:: SET PROBLEM ::
Copy out each line below that has the word "color" in it.

[Data entries]
— start —

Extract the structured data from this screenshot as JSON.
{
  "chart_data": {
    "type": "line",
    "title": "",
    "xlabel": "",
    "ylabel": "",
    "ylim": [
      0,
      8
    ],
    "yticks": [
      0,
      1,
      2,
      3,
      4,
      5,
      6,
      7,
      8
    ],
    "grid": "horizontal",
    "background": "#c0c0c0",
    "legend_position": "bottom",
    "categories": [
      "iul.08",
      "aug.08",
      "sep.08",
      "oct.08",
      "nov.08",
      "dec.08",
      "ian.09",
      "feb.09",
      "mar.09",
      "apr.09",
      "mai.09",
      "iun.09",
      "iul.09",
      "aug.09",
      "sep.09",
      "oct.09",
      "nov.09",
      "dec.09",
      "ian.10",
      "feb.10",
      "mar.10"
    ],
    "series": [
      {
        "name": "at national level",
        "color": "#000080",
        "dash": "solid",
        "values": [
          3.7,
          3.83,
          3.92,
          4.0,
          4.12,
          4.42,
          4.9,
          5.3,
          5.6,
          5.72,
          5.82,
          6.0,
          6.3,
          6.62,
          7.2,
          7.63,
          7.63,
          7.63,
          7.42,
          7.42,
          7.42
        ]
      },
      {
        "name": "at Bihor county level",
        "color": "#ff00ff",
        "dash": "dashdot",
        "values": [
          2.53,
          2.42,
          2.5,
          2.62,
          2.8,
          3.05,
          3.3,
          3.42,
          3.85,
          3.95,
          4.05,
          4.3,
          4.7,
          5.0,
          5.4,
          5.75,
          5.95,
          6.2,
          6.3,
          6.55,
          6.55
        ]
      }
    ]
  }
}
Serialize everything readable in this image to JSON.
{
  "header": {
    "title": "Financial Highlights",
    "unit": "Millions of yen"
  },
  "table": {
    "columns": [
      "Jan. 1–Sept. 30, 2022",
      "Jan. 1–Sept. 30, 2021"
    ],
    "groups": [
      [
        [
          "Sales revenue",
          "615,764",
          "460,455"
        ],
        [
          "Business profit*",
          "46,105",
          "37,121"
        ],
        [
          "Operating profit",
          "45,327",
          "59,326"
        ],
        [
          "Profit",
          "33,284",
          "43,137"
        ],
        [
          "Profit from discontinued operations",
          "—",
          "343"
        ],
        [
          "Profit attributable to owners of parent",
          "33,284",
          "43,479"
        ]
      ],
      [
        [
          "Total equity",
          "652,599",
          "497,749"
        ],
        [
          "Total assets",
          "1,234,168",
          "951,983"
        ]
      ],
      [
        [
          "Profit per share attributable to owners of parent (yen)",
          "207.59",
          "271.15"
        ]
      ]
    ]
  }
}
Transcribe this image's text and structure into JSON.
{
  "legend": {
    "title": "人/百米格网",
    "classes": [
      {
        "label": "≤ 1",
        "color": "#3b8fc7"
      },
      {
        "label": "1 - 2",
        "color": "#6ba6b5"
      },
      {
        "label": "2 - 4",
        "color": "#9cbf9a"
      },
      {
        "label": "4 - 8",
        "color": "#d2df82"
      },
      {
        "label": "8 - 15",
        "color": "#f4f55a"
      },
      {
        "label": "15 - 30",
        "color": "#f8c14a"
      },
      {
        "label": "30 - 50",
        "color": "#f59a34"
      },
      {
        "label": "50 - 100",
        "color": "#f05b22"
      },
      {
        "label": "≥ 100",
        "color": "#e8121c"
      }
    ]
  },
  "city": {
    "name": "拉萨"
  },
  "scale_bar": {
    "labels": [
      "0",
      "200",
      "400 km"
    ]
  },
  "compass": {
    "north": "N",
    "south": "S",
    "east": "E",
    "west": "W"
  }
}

— end —

:: TASK ANSWER ::
        "color": "#000080",
        "color": "#ff00ff",
        "color": "#3b8fc7"
        "color": "#6ba6b5"
        "color": "#9cbf9a"
        "color": "#d2df82"
        "color": "#f4f55a"
        "color": "#f8c14a"
        "color": "#f59a34"
        "color": "#f05b22"
        "color": "#e8121c"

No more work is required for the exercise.